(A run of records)
--------------------------------------------------
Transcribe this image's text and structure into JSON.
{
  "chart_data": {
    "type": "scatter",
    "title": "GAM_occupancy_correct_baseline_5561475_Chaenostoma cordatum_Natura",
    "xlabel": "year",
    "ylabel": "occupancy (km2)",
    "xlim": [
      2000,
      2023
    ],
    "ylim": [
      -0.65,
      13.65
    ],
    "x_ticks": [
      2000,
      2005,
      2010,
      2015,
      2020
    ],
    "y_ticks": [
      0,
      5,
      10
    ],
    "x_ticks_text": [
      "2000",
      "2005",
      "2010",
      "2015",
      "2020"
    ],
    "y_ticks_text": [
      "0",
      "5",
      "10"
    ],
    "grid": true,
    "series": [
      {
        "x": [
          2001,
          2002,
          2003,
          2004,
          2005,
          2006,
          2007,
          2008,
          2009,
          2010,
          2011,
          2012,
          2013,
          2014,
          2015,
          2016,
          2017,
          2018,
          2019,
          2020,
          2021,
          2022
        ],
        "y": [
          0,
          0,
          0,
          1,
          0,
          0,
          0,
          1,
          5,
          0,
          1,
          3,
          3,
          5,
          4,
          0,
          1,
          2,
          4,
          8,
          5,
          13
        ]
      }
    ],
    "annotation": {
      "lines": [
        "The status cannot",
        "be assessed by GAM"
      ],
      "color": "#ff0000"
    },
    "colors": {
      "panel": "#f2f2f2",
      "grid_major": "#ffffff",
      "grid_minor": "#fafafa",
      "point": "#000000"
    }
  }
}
--------------------------------------------------
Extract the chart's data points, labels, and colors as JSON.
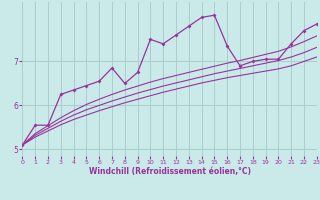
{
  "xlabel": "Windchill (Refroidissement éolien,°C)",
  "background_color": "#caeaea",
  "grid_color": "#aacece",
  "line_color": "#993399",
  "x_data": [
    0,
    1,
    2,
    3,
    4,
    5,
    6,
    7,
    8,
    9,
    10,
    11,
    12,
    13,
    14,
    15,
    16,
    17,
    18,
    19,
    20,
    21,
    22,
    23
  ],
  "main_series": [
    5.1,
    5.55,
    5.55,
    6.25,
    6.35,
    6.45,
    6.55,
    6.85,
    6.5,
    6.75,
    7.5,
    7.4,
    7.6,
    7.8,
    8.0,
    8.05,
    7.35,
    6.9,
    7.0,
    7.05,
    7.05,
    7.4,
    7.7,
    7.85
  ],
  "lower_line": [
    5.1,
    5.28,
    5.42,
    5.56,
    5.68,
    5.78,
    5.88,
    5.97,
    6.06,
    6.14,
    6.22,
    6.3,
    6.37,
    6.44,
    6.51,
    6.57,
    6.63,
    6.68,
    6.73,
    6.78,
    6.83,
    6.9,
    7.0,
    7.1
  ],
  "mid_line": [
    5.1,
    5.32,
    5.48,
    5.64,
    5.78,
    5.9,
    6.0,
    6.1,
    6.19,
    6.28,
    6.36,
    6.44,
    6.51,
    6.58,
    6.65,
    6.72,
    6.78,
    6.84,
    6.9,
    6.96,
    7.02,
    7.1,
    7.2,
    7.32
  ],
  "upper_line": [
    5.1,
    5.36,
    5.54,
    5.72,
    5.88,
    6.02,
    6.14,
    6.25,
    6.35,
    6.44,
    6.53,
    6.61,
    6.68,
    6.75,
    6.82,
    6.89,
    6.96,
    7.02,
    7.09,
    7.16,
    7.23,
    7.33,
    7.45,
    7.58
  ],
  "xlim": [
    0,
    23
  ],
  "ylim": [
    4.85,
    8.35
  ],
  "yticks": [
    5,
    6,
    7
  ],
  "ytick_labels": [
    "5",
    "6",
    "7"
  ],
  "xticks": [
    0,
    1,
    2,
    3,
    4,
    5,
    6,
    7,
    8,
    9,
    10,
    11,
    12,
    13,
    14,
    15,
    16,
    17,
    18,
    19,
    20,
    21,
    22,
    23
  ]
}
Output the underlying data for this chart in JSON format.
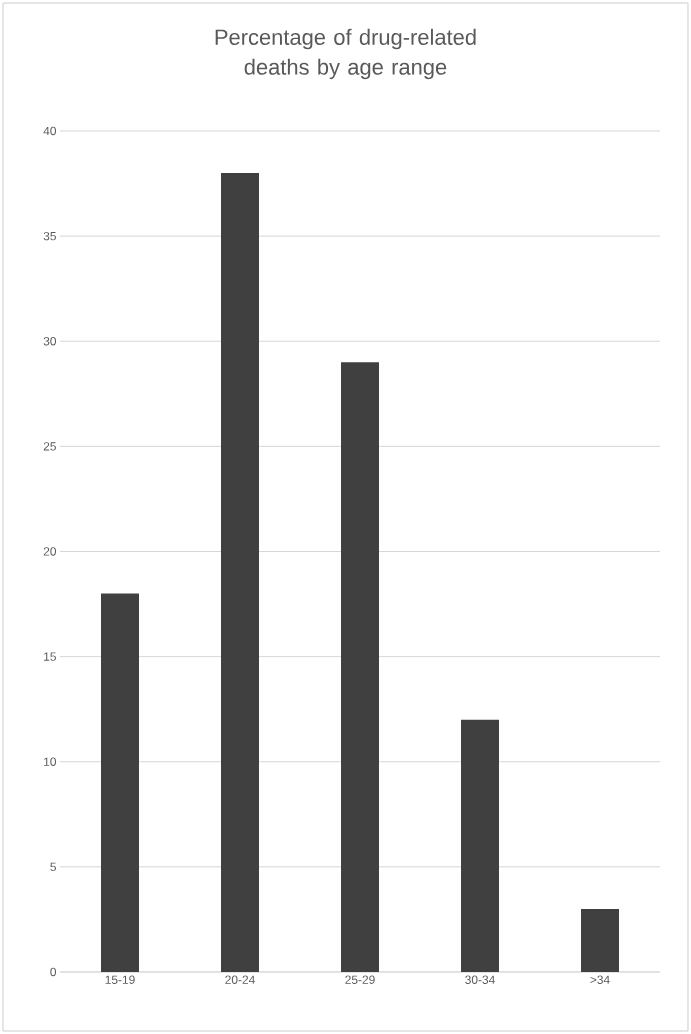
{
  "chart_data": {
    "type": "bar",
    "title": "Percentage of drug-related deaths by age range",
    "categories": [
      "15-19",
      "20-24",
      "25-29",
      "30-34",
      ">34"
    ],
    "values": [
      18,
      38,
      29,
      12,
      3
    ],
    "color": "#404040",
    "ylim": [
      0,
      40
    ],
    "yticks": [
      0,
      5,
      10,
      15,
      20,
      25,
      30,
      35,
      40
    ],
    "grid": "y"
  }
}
--------------------------------------------------
▶ [WRITTEN REQUEST]
Extract every line above containing the word "this".

▶ [SOLUTION TO THE PROBLEM]
Transcribe this image's text and structure into JSON.
Output the underlying data for this chart in JSON format.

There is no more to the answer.